INSTRUCTIONS FOR THE TASK: Reproduce every one of the following items line for line, with no changes.

--- BEGIN RECORDS PROVIDED ---

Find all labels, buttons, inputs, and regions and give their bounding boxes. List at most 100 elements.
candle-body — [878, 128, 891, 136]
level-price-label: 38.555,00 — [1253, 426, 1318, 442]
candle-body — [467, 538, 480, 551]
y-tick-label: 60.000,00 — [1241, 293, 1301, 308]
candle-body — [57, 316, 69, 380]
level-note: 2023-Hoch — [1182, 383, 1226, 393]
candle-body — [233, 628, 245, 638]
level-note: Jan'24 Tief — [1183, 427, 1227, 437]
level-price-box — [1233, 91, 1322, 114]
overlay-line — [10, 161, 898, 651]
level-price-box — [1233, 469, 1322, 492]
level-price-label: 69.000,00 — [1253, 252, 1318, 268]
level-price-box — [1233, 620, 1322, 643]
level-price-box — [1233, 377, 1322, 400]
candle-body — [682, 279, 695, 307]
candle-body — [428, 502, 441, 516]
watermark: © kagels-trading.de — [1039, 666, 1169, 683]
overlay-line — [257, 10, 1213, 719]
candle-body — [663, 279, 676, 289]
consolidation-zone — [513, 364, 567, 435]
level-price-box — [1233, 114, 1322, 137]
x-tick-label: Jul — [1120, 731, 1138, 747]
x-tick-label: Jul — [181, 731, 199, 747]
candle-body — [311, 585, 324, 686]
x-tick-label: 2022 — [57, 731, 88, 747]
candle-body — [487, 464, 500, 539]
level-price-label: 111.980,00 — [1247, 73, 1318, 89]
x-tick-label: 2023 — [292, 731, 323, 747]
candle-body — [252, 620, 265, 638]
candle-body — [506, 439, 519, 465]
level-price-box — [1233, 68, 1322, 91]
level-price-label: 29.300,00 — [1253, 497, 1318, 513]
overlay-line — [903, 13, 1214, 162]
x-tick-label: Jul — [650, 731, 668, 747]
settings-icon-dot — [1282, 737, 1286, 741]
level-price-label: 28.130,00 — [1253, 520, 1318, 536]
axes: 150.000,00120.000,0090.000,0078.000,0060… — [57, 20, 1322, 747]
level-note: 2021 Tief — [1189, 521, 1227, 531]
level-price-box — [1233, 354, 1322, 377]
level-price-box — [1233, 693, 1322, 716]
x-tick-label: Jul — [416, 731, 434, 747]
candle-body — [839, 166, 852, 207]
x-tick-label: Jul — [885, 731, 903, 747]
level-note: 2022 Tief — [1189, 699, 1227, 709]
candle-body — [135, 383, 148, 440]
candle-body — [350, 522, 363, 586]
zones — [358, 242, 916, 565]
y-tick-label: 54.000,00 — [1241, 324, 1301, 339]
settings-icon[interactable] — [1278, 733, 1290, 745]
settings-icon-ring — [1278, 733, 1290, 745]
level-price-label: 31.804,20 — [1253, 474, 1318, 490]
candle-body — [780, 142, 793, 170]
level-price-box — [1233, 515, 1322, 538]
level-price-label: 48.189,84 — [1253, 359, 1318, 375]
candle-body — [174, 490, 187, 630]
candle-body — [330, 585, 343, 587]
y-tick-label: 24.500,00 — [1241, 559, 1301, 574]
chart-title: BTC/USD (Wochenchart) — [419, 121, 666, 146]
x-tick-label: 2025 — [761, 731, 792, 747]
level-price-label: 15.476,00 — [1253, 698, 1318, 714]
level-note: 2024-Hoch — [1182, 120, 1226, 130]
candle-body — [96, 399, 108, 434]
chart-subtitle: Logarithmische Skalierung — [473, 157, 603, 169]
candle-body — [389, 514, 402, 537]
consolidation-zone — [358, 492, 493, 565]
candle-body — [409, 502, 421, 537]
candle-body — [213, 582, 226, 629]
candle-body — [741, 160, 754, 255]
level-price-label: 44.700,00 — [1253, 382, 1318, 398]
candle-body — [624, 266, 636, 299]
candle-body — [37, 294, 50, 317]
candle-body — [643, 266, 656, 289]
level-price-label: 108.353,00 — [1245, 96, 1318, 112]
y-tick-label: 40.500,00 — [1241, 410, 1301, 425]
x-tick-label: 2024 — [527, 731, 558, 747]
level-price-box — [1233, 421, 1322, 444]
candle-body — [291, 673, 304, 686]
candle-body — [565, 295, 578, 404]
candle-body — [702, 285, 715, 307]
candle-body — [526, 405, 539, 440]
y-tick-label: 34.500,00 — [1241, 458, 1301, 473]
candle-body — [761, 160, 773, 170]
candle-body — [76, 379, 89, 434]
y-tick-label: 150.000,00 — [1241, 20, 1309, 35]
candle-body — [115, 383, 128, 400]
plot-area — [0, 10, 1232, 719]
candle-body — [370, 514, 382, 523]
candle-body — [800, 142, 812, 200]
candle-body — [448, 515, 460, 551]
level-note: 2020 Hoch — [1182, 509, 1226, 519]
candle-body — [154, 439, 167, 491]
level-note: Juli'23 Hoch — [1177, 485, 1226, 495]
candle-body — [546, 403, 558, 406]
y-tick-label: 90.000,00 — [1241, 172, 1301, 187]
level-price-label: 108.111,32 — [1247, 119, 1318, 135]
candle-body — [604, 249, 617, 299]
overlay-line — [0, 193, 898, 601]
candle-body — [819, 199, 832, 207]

--- END RECORDS PROVIDED ---

COMPLETE RESPONSE:
Find all labels, buttons, inputs, and regions and give their bounding boxes. List at most 100 elements.
candle-body — [878, 128, 891, 136]
level-price-label: 38.555,00 — [1253, 426, 1318, 442]
candle-body — [467, 538, 480, 551]
y-tick-label: 60.000,00 — [1241, 293, 1301, 308]
candle-body — [57, 316, 69, 380]
level-note: 2023-Hoch — [1182, 383, 1226, 393]
candle-body — [233, 628, 245, 638]
level-note: Jan'24 Tief — [1183, 427, 1227, 437]
level-price-box — [1233, 91, 1322, 114]
overlay-line — [10, 161, 898, 651]
level-price-box — [1233, 469, 1322, 492]
level-price-label: 69.000,00 — [1253, 252, 1318, 268]
level-price-box — [1233, 620, 1322, 643]
level-price-box — [1233, 377, 1322, 400]
candle-body — [682, 279, 695, 307]
candle-body — [428, 502, 441, 516]
watermark: © kagels-trading.de — [1039, 666, 1169, 683]
overlay-line — [257, 10, 1213, 719]
candle-body — [663, 279, 676, 289]
consolidation-zone — [513, 364, 567, 435]
level-price-box — [1233, 114, 1322, 137]
x-tick-label: Jul — [1120, 731, 1138, 747]
x-tick-label: Jul — [181, 731, 199, 747]
candle-body — [311, 585, 324, 686]
x-tick-label: 2022 — [57, 731, 88, 747]
candle-body — [487, 464, 500, 539]
level-price-label: 111.980,00 — [1247, 73, 1318, 89]
x-tick-label: 2023 — [292, 731, 323, 747]
candle-body — [252, 620, 265, 638]
candle-body — [506, 439, 519, 465]
level-price-box — [1233, 68, 1322, 91]
level-price-label: 29.300,00 — [1253, 497, 1318, 513]
overlay-line — [903, 13, 1214, 162]
x-tick-label: Jul — [650, 731, 668, 747]
settings-icon-dot — [1282, 737, 1286, 741]
level-price-label: 28.130,00 — [1253, 520, 1318, 536]
axes: 150.000,00120.000,0090.000,0078.000,0060… — [57, 20, 1322, 747]
level-note: 2021 Tief — [1189, 521, 1227, 531]
level-price-box — [1233, 354, 1322, 377]
level-price-box — [1233, 693, 1322, 716]
x-tick-label: Jul — [416, 731, 434, 747]
candle-body — [839, 166, 852, 207]
x-tick-label: Jul — [885, 731, 903, 747]
level-note: 2022 Tief — [1189, 699, 1227, 709]
candle-body — [135, 383, 148, 440]
candle-body — [350, 522, 363, 586]
zones — [358, 242, 916, 565]
y-tick-label: 54.000,00 — [1241, 324, 1301, 339]
settings-icon[interactable] — [1278, 733, 1290, 745]
settings-icon-ring — [1278, 733, 1290, 745]
level-price-label: 31.804,20 — [1253, 474, 1318, 490]
candle-body — [780, 142, 793, 170]
level-price-box — [1233, 515, 1322, 538]
level-price-label: 48.189,84 — [1253, 359, 1318, 375]
candle-body — [174, 490, 187, 630]
candle-body — [330, 585, 343, 587]
y-tick-label: 24.500,00 — [1241, 559, 1301, 574]
chart-title: BTC/USD (Wochenchart) — [419, 121, 666, 146]
x-tick-label: 2025 — [761, 731, 792, 747]
level-price-label: 15.476,00 — [1253, 698, 1318, 714]
level-note: 2024-Hoch — [1182, 120, 1226, 130]
candle-body — [96, 399, 108, 434]
chart-subtitle: Logarithmische Skalierung — [473, 157, 603, 169]
candle-body — [389, 514, 402, 537]
consolidation-zone — [358, 492, 493, 565]
candle-body — [409, 502, 421, 537]
candle-body — [213, 582, 226, 629]
candle-body — [741, 160, 754, 255]
level-price-label: 44.700,00 — [1253, 382, 1318, 398]
candle-body — [624, 266, 636, 299]
candle-body — [37, 294, 50, 317]
candle-body — [643, 266, 656, 289]
level-price-label: 108.353,00 — [1245, 96, 1318, 112]
y-tick-label: 40.500,00 — [1241, 410, 1301, 425]
x-tick-label: 2024 — [527, 731, 558, 747]
level-price-box — [1233, 421, 1322, 444]
candle-body — [291, 673, 304, 686]
candle-body — [565, 295, 578, 404]
candle-body — [702, 285, 715, 307]
candle-body — [526, 405, 539, 440]
y-tick-label: 34.500,00 — [1241, 458, 1301, 473]
candle-body — [761, 160, 773, 170]
candle-body — [76, 379, 89, 434]
y-tick-label: 150.000,00 — [1241, 20, 1309, 35]
candle-body — [115, 383, 128, 400]
plot-area — [0, 10, 1232, 719]
candle-body — [370, 514, 382, 523]
candle-body — [800, 142, 812, 200]
candle-body — [448, 515, 460, 551]
level-note: 2020 Hoch — [1182, 509, 1226, 519]
candle-body — [154, 439, 167, 491]
level-note: Juli'23 Hoch — [1177, 485, 1226, 495]
candle-body — [546, 403, 558, 406]
y-tick-label: 90.000,00 — [1241, 172, 1301, 187]
level-price-label: 108.111,32 — [1247, 119, 1318, 135]
candle-body — [604, 249, 617, 299]
overlay-line — [0, 193, 898, 601]
candle-body — [819, 199, 832, 207]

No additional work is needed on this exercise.